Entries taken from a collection
□ □ □ □ □
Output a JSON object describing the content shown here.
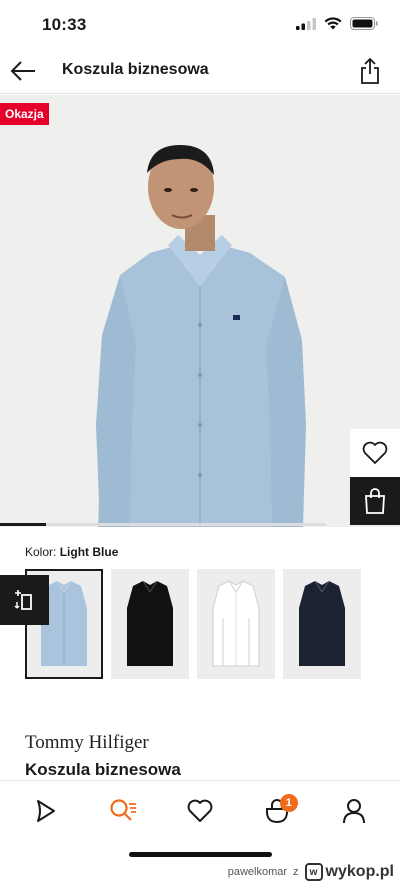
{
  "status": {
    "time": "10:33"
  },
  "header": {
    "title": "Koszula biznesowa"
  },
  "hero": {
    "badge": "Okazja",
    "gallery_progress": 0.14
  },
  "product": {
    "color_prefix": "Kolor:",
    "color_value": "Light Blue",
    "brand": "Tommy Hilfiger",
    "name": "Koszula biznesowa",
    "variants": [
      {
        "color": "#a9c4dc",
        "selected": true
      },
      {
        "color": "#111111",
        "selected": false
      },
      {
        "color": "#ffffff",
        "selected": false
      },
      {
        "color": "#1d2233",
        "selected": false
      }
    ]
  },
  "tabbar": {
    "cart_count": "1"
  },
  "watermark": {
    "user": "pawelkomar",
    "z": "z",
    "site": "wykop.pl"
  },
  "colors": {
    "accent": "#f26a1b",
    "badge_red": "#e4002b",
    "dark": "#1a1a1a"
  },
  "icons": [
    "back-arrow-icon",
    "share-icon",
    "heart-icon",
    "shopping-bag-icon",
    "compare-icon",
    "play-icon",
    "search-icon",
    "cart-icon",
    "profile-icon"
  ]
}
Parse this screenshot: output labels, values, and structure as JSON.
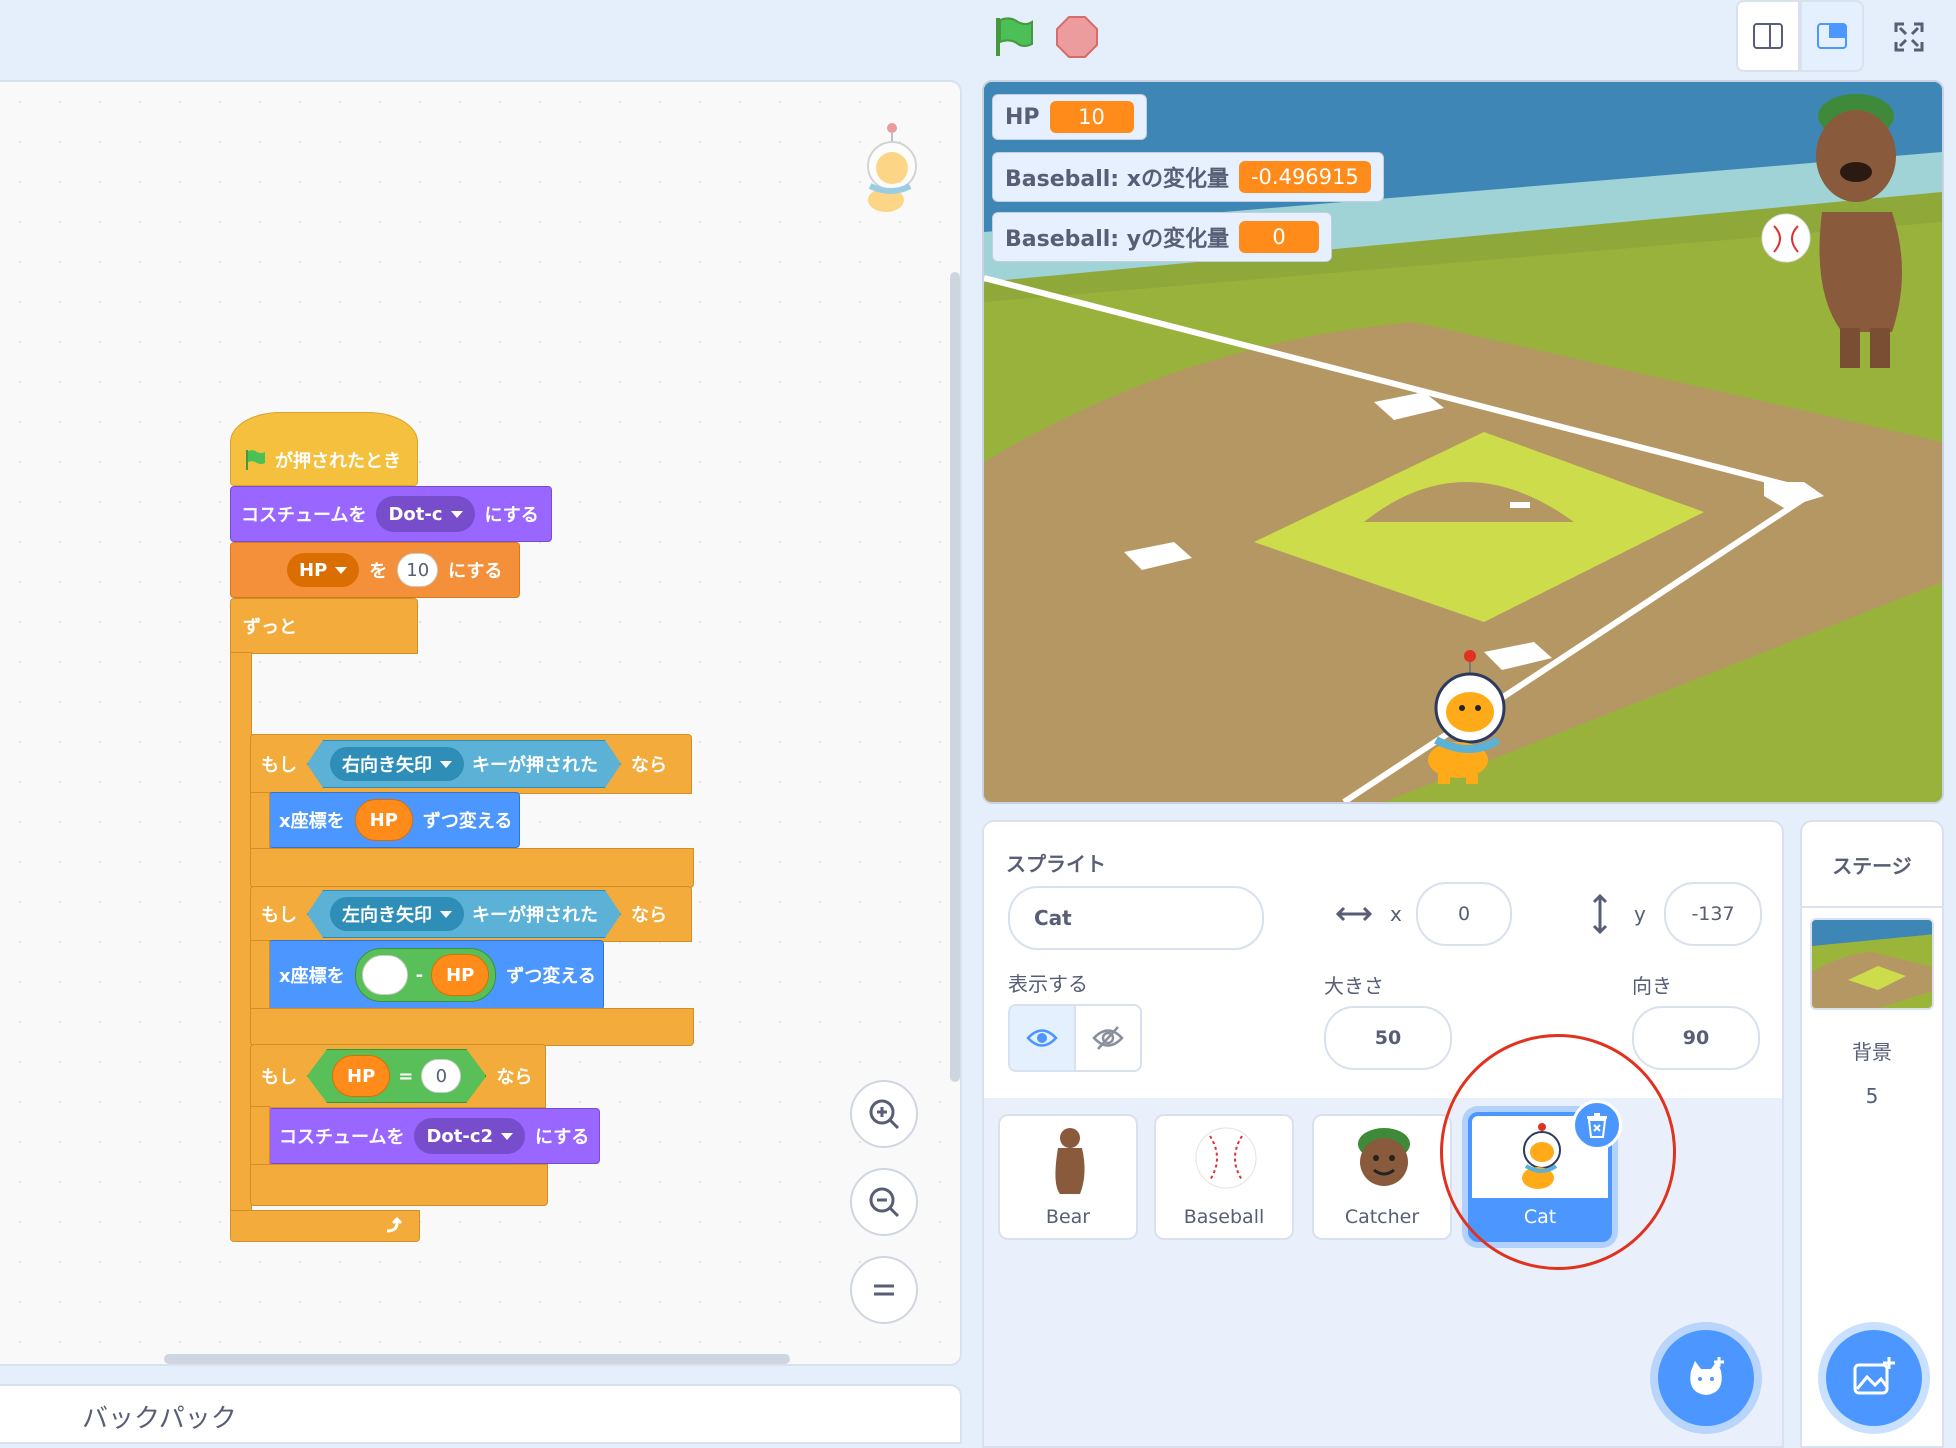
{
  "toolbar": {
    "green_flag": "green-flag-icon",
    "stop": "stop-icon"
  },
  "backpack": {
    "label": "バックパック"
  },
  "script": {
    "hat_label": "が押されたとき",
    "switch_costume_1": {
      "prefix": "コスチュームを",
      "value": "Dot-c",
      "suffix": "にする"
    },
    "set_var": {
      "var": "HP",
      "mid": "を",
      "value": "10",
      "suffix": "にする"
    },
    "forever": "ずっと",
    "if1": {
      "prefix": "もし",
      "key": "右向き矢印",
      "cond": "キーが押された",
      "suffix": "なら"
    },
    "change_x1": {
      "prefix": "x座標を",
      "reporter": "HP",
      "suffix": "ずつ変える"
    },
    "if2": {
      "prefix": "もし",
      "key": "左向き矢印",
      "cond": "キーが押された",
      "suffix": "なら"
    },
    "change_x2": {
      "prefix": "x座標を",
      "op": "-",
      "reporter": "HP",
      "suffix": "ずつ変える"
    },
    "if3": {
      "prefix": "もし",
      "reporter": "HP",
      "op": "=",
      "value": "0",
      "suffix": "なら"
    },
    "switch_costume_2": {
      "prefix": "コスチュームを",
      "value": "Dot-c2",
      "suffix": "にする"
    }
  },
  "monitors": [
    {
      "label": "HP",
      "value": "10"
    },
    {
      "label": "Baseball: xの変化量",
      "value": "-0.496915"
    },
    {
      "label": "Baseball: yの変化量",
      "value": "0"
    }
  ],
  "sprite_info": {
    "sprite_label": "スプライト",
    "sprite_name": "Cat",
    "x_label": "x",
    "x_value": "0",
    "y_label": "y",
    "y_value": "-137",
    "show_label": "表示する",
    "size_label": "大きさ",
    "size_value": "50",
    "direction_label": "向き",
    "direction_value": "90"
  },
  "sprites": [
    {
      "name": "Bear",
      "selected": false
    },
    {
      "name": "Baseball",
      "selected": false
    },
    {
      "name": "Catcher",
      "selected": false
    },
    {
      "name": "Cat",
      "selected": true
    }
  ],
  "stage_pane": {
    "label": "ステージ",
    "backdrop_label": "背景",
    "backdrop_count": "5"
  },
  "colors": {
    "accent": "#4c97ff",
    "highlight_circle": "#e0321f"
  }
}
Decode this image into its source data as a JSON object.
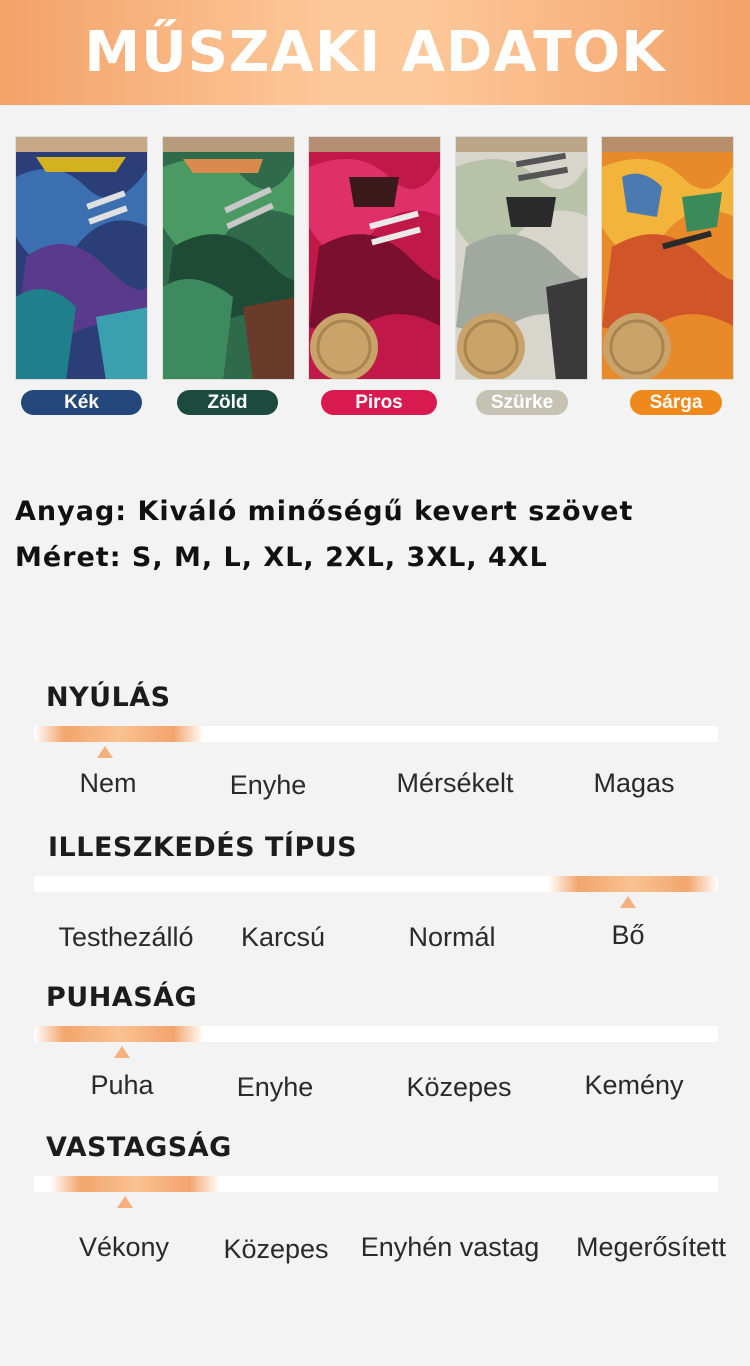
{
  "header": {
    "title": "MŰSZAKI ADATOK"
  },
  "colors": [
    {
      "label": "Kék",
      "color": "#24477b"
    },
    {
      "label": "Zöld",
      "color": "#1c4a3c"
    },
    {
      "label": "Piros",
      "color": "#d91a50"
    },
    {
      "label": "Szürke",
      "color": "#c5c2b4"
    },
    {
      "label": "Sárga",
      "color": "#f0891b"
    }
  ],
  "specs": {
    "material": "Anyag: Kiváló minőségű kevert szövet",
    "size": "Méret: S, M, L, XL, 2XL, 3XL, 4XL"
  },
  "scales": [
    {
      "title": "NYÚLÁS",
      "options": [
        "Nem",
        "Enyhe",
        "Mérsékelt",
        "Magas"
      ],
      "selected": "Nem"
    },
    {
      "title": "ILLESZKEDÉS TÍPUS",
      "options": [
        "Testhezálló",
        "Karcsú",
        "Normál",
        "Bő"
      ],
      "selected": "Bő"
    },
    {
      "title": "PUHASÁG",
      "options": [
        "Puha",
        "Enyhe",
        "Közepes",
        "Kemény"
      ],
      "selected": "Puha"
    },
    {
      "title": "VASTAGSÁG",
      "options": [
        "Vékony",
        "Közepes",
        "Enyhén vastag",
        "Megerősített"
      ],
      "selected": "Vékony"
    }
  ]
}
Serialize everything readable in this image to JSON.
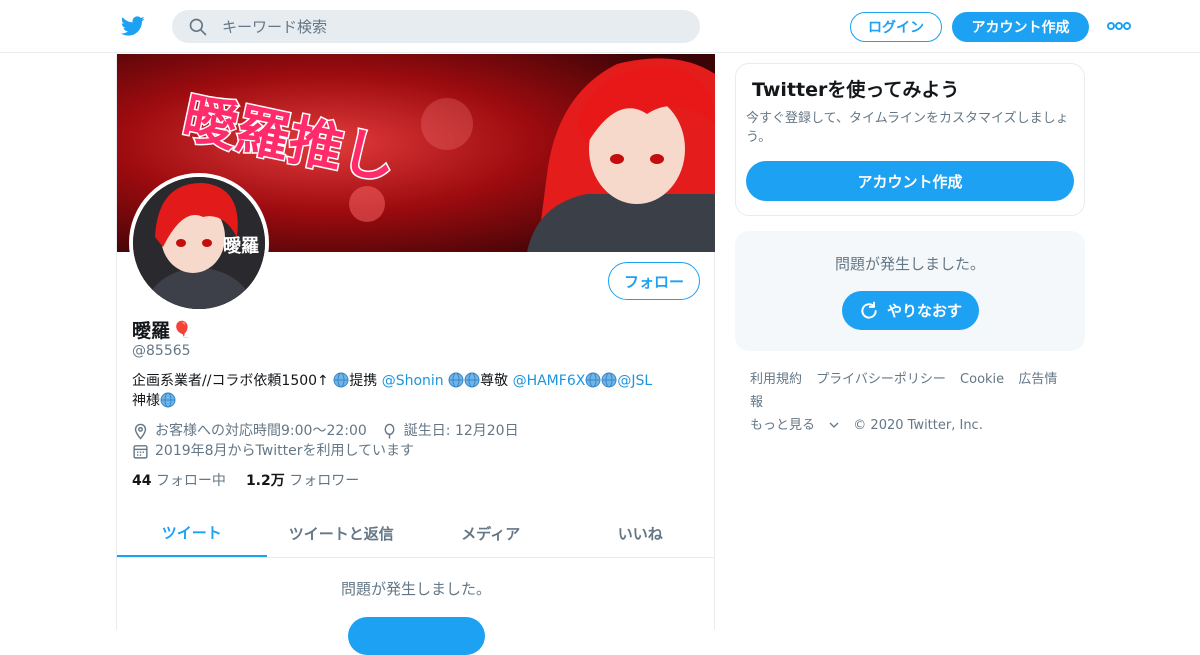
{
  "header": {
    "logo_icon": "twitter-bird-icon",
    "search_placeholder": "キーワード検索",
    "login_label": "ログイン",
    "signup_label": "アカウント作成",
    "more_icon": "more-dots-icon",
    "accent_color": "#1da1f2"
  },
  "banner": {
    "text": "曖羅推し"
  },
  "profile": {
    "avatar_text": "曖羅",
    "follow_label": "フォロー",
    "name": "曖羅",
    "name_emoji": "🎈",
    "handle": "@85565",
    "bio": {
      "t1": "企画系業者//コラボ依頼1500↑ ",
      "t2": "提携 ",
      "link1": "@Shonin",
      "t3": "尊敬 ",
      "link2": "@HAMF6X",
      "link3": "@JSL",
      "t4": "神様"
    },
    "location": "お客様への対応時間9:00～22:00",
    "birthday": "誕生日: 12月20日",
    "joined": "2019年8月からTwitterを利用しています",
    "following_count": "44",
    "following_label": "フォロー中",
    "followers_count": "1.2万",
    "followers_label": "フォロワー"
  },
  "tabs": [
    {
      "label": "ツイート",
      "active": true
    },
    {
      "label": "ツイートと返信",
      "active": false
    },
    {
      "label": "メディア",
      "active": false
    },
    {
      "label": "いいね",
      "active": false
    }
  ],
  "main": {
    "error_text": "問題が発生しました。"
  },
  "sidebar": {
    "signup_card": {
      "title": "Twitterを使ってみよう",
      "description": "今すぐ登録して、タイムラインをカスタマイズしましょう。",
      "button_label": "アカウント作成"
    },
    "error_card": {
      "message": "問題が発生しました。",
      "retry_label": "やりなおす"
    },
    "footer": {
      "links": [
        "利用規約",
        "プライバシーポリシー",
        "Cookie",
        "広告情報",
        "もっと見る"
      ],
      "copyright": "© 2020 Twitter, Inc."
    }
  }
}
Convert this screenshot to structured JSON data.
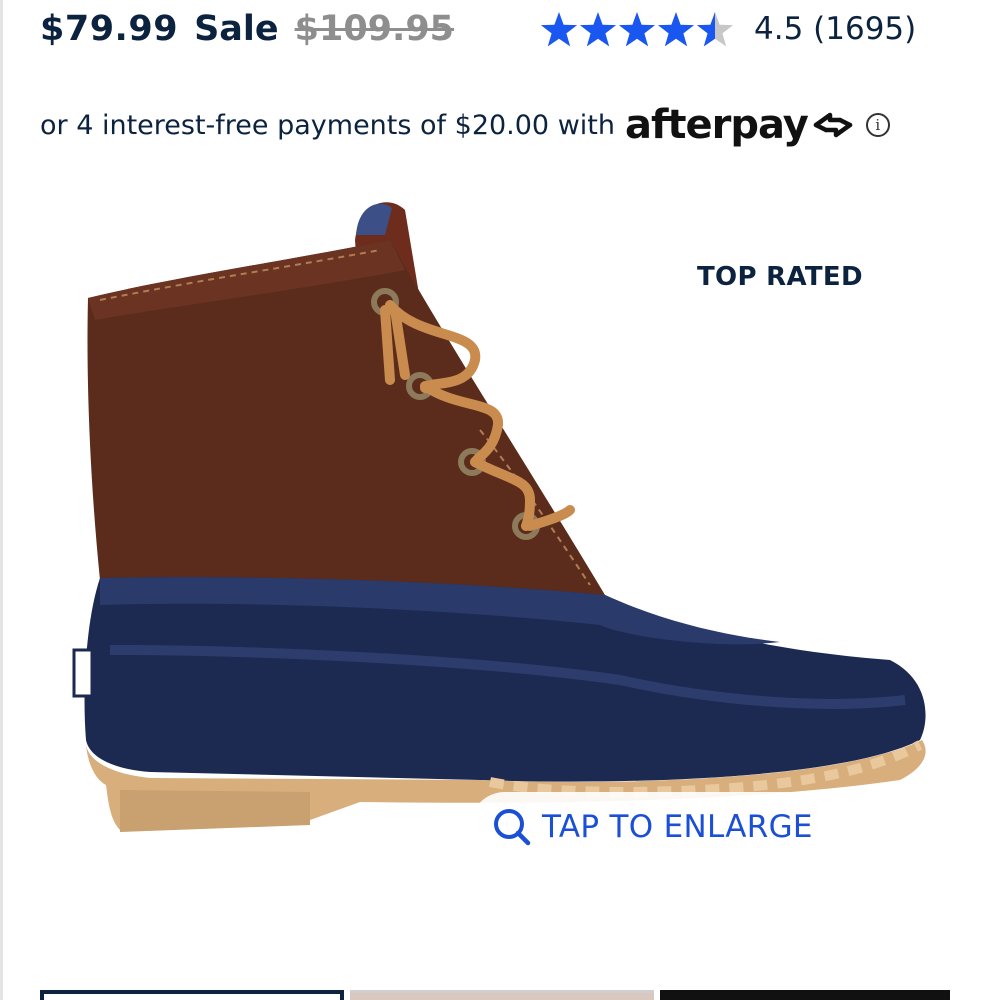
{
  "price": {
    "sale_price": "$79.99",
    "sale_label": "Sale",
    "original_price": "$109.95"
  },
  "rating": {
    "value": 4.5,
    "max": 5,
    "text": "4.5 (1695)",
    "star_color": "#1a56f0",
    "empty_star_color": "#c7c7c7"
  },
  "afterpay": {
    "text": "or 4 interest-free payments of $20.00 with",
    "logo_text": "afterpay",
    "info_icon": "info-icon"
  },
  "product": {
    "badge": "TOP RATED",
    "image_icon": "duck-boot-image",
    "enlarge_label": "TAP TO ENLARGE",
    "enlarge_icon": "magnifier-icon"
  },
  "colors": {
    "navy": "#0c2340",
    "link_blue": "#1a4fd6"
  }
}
□ □ □ □ □
Report how many lines of the records above contain the word "biznesowa", giving only the number.

• OUTPUT OF THE TASK: 2